-- start --

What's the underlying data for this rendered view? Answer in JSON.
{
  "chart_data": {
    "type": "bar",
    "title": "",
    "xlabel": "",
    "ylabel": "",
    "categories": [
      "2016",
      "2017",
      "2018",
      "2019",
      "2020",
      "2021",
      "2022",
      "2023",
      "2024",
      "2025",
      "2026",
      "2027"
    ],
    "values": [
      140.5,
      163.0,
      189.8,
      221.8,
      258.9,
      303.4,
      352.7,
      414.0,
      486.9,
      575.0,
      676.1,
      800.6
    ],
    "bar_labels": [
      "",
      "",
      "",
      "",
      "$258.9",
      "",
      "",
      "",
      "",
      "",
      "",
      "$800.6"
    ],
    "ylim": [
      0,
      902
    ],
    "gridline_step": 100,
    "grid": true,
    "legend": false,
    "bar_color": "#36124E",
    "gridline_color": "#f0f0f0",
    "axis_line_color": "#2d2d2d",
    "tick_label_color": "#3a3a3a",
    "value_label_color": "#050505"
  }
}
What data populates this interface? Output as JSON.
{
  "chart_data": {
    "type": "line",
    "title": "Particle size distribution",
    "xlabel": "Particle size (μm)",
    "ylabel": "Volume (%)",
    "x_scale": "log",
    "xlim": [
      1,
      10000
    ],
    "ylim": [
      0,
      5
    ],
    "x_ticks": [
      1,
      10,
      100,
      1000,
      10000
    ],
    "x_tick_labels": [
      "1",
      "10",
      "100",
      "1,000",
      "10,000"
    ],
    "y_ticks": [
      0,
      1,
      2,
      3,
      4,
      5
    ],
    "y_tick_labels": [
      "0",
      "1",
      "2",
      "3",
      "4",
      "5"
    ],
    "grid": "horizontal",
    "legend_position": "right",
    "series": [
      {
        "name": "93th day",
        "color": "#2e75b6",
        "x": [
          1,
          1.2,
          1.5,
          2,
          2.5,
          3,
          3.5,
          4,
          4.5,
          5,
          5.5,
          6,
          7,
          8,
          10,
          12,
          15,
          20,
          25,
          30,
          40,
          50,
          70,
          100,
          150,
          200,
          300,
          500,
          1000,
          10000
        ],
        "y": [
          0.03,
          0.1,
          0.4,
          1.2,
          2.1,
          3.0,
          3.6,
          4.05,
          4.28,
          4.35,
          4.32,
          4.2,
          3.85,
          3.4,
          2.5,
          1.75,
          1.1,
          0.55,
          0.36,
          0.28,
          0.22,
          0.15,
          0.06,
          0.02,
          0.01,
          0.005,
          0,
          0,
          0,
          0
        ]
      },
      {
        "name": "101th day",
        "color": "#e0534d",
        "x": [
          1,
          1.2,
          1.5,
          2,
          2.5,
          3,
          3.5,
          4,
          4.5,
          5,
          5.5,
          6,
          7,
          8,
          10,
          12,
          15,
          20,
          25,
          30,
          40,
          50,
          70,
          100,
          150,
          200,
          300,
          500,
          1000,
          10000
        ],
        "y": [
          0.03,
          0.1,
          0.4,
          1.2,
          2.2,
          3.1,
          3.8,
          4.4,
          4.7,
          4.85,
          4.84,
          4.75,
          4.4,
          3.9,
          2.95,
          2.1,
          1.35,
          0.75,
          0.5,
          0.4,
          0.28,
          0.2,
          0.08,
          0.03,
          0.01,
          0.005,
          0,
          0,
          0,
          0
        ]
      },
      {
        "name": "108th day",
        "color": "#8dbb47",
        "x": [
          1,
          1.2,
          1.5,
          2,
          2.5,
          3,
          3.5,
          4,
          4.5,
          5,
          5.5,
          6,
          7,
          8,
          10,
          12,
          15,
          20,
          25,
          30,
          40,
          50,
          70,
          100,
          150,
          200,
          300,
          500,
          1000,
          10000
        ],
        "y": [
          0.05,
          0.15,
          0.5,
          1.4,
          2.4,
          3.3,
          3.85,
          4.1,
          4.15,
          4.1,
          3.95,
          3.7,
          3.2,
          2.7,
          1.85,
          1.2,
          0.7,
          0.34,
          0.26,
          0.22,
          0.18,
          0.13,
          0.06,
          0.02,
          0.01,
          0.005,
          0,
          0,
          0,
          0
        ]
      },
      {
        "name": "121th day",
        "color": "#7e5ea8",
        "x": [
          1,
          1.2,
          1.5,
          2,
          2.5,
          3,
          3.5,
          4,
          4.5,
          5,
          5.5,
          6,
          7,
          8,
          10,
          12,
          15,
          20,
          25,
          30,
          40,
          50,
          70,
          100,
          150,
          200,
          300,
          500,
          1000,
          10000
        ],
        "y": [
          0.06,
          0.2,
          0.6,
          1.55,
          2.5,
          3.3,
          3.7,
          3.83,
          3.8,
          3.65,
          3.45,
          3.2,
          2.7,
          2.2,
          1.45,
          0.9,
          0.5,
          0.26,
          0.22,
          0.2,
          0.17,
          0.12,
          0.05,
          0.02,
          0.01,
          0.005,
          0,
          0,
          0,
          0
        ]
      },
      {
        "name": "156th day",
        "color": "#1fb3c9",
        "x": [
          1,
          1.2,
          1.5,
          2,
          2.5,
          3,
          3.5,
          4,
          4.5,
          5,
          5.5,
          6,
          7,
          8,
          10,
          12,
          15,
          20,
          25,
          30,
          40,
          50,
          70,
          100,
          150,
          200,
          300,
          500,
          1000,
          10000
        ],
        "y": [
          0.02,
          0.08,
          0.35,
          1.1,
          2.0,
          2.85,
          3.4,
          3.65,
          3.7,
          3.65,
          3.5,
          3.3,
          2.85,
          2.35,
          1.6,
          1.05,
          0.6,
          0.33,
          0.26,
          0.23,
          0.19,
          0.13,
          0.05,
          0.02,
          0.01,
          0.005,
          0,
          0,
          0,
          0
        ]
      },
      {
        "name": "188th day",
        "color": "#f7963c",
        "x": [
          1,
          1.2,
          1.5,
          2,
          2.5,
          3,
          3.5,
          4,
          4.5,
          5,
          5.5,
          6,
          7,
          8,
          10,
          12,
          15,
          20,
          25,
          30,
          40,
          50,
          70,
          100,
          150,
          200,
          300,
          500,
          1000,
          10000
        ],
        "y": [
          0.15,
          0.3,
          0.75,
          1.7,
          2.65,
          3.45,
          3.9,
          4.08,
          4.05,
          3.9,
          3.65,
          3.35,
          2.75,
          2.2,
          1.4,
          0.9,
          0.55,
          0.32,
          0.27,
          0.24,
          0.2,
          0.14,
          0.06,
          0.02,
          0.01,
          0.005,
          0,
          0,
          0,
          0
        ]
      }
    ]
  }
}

-- end --

Retype the records in full. Keep every line identical to the original.

▸ Expected answer
What's the underlying data for this rendered view? Answer in JSON.
{
  "chart_data": {
    "type": "bar",
    "title": "",
    "xlabel": "",
    "ylabel": "",
    "categories": [
      "2016",
      "2017",
      "2018",
      "2019",
      "2020",
      "2021",
      "2022",
      "2023",
      "2024",
      "2025",
      "2026",
      "2027"
    ],
    "values": [
      140.5,
      163.0,
      189.8,
      221.8,
      258.9,
      303.4,
      352.7,
      414.0,
      486.9,
      575.0,
      676.1,
      800.6
    ],
    "bar_labels": [
      "",
      "",
      "",
      "",
      "$258.9",
      "",
      "",
      "",
      "",
      "",
      "",
      "$800.6"
    ],
    "ylim": [
      0,
      902
    ],
    "gridline_step": 100,
    "grid": true,
    "legend": false,
    "bar_color": "#36124E",
    "gridline_color": "#f0f0f0",
    "axis_line_color": "#2d2d2d",
    "tick_label_color": "#3a3a3a",
    "value_label_color": "#050505"
  }
}
What data populates this interface? Output as JSON.
{
  "chart_data": {
    "type": "line",
    "title": "Particle size distribution",
    "xlabel": "Particle size (μm)",
    "ylabel": "Volume (%)",
    "x_scale": "log",
    "xlim": [
      1,
      10000
    ],
    "ylim": [
      0,
      5
    ],
    "x_ticks": [
      1,
      10,
      100,
      1000,
      10000
    ],
    "x_tick_labels": [
      "1",
      "10",
      "100",
      "1,000",
      "10,000"
    ],
    "y_ticks": [
      0,
      1,
      2,
      3,
      4,
      5
    ],
    "y_tick_labels": [
      "0",
      "1",
      "2",
      "3",
      "4",
      "5"
    ],
    "grid": "horizontal",
    "legend_position": "right",
    "series": [
      {
        "name": "93th day",
        "color": "#2e75b6",
        "x": [
          1,
          1.2,
          1.5,
          2,
          2.5,
          3,
          3.5,
          4,
          4.5,
          5,
          5.5,
          6,
          7,
          8,
          10,
          12,
          15,
          20,
          25,
          30,
          40,
          50,
          70,
          100,
          150,
          200,
          300,
          500,
          1000,
          10000
        ],
        "y": [
          0.03,
          0.1,
          0.4,
          1.2,
          2.1,
          3.0,
          3.6,
          4.05,
          4.28,
          4.35,
          4.32,
          4.2,
          3.85,
          3.4,
          2.5,
          1.75,
          1.1,
          0.55,
          0.36,
          0.28,
          0.22,
          0.15,
          0.06,
          0.02,
          0.01,
          0.005,
          0,
          0,
          0,
          0
        ]
      },
      {
        "name": "101th day",
        "color": "#e0534d",
        "x": [
          1,
          1.2,
          1.5,
          2,
          2.5,
          3,
          3.5,
          4,
          4.5,
          5,
          5.5,
          6,
          7,
          8,
          10,
          12,
          15,
          20,
          25,
          30,
          40,
          50,
          70,
          100,
          150,
          200,
          300,
          500,
          1000,
          10000
        ],
        "y": [
          0.03,
          0.1,
          0.4,
          1.2,
          2.2,
          3.1,
          3.8,
          4.4,
          4.7,
          4.85,
          4.84,
          4.75,
          4.4,
          3.9,
          2.95,
          2.1,
          1.35,
          0.75,
          0.5,
          0.4,
          0.28,
          0.2,
          0.08,
          0.03,
          0.01,
          0.005,
          0,
          0,
          0,
          0
        ]
      },
      {
        "name": "108th day",
        "color": "#8dbb47",
        "x": [
          1,
          1.2,
          1.5,
          2,
          2.5,
          3,
          3.5,
          4,
          4.5,
          5,
          5.5,
          6,
          7,
          8,
          10,
          12,
          15,
          20,
          25,
          30,
          40,
          50,
          70,
          100,
          150,
          200,
          300,
          500,
          1000,
          10000
        ],
        "y": [
          0.05,
          0.15,
          0.5,
          1.4,
          2.4,
          3.3,
          3.85,
          4.1,
          4.15,
          4.1,
          3.95,
          3.7,
          3.2,
          2.7,
          1.85,
          1.2,
          0.7,
          0.34,
          0.26,
          0.22,
          0.18,
          0.13,
          0.06,
          0.02,
          0.01,
          0.005,
          0,
          0,
          0,
          0
        ]
      },
      {
        "name": "121th day",
        "color": "#7e5ea8",
        "x": [
          1,
          1.2,
          1.5,
          2,
          2.5,
          3,
          3.5,
          4,
          4.5,
          5,
          5.5,
          6,
          7,
          8,
          10,
          12,
          15,
          20,
          25,
          30,
          40,
          50,
          70,
          100,
          150,
          200,
          300,
          500,
          1000,
          10000
        ],
        "y": [
          0.06,
          0.2,
          0.6,
          1.55,
          2.5,
          3.3,
          3.7,
          3.83,
          3.8,
          3.65,
          3.45,
          3.2,
          2.7,
          2.2,
          1.45,
          0.9,
          0.5,
          0.26,
          0.22,
          0.2,
          0.17,
          0.12,
          0.05,
          0.02,
          0.01,
          0.005,
          0,
          0,
          0,
          0
        ]
      },
      {
        "name": "156th day",
        "color": "#1fb3c9",
        "x": [
          1,
          1.2,
          1.5,
          2,
          2.5,
          3,
          3.5,
          4,
          4.5,
          5,
          5.5,
          6,
          7,
          8,
          10,
          12,
          15,
          20,
          25,
          30,
          40,
          50,
          70,
          100,
          150,
          200,
          300,
          500,
          1000,
          10000
        ],
        "y": [
          0.02,
          0.08,
          0.35,
          1.1,
          2.0,
          2.85,
          3.4,
          3.65,
          3.7,
          3.65,
          3.5,
          3.3,
          2.85,
          2.35,
          1.6,
          1.05,
          0.6,
          0.33,
          0.26,
          0.23,
          0.19,
          0.13,
          0.05,
          0.02,
          0.01,
          0.005,
          0,
          0,
          0,
          0
        ]
      },
      {
        "name": "188th day",
        "color": "#f7963c",
        "x": [
          1,
          1.2,
          1.5,
          2,
          2.5,
          3,
          3.5,
          4,
          4.5,
          5,
          5.5,
          6,
          7,
          8,
          10,
          12,
          15,
          20,
          25,
          30,
          40,
          50,
          70,
          100,
          150,
          200,
          300,
          500,
          1000,
          10000
        ],
        "y": [
          0.15,
          0.3,
          0.75,
          1.7,
          2.65,
          3.45,
          3.9,
          4.08,
          4.05,
          3.9,
          3.65,
          3.35,
          2.75,
          2.2,
          1.4,
          0.9,
          0.55,
          0.32,
          0.27,
          0.24,
          0.2,
          0.14,
          0.06,
          0.02,
          0.01,
          0.005,
          0,
          0,
          0,
          0
        ]
      }
    ]
  }
}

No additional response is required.